*WHAT YOU WILL DO*
Report all lines holding "name".

*Entries with figure data*
** START **

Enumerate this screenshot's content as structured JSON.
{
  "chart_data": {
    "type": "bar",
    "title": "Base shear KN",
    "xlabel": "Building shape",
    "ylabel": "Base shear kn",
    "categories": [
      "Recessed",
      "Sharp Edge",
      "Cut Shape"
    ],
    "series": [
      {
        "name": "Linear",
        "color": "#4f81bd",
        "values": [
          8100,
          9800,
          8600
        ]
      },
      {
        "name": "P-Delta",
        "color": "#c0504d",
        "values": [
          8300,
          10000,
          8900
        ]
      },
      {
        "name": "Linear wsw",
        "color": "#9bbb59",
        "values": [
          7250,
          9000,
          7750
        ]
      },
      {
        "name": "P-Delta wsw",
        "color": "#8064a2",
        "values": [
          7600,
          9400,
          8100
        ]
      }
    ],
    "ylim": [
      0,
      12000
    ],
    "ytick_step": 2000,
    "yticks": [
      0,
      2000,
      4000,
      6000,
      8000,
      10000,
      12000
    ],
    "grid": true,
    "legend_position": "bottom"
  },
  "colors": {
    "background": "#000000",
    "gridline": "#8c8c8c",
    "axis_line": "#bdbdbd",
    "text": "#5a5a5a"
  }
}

** END **
** START **

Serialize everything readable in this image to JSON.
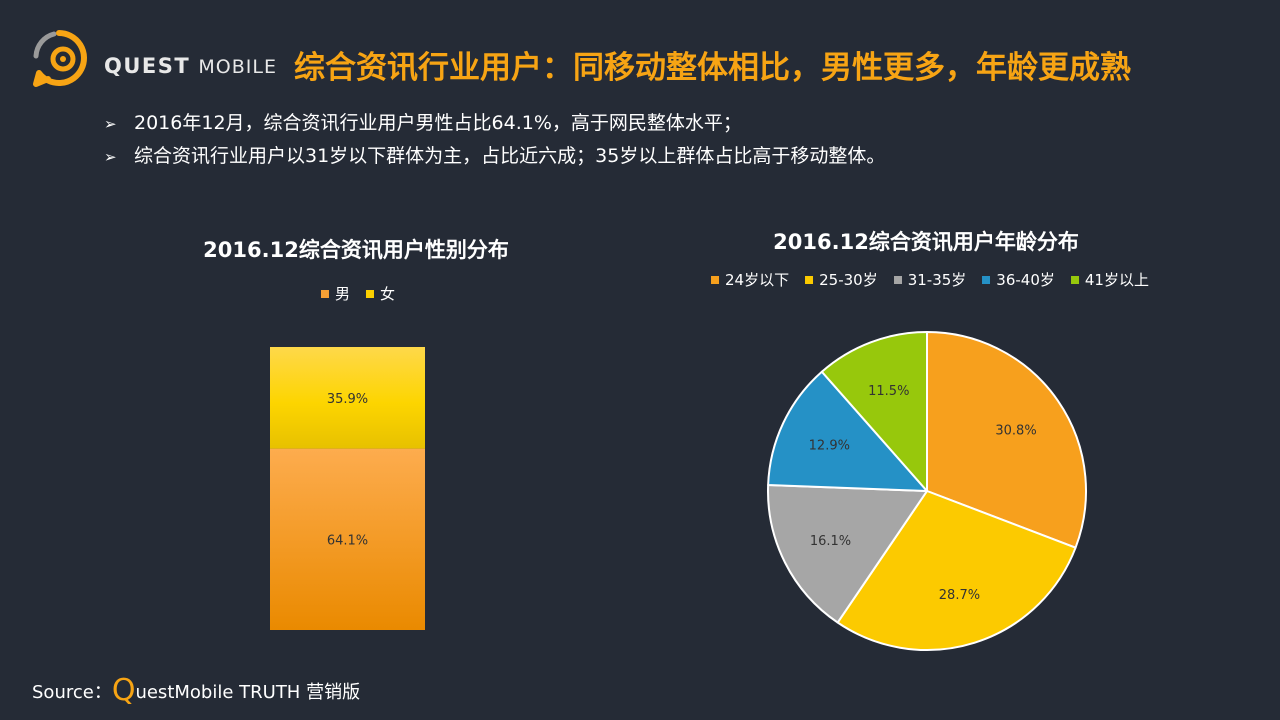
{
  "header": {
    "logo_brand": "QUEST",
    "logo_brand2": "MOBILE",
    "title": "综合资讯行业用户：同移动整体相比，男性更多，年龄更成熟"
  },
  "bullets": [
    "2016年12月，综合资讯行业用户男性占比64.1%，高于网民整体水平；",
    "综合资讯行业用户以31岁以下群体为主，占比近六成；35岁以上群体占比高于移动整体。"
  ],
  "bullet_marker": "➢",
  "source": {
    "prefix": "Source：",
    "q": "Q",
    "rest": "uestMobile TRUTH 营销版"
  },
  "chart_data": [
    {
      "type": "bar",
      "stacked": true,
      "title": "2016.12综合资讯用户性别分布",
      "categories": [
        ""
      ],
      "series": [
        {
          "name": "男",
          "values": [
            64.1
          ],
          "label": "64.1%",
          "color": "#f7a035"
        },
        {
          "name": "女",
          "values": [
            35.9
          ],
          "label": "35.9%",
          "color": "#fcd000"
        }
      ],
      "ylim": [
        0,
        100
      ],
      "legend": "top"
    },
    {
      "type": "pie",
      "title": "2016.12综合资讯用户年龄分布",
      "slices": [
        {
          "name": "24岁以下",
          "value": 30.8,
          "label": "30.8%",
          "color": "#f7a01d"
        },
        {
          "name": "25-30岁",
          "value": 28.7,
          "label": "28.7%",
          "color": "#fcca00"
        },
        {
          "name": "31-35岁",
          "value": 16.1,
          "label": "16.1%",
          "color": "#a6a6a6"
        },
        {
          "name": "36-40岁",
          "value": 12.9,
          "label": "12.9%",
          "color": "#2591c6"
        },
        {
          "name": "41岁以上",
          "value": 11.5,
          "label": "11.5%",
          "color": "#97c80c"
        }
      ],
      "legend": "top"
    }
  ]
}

** END **

*OUTPUT*
        "name": "Linear",
        "name": "P-Delta",
        "name": "Linear wsw",
        "name": "P-Delta wsw",
          "name": "男",
          "name": "女",
          "name": "24岁以下",
          "name": "25-30岁",
          "name": "31-35岁",
          "name": "36-40岁",
          "name": "41岁以上",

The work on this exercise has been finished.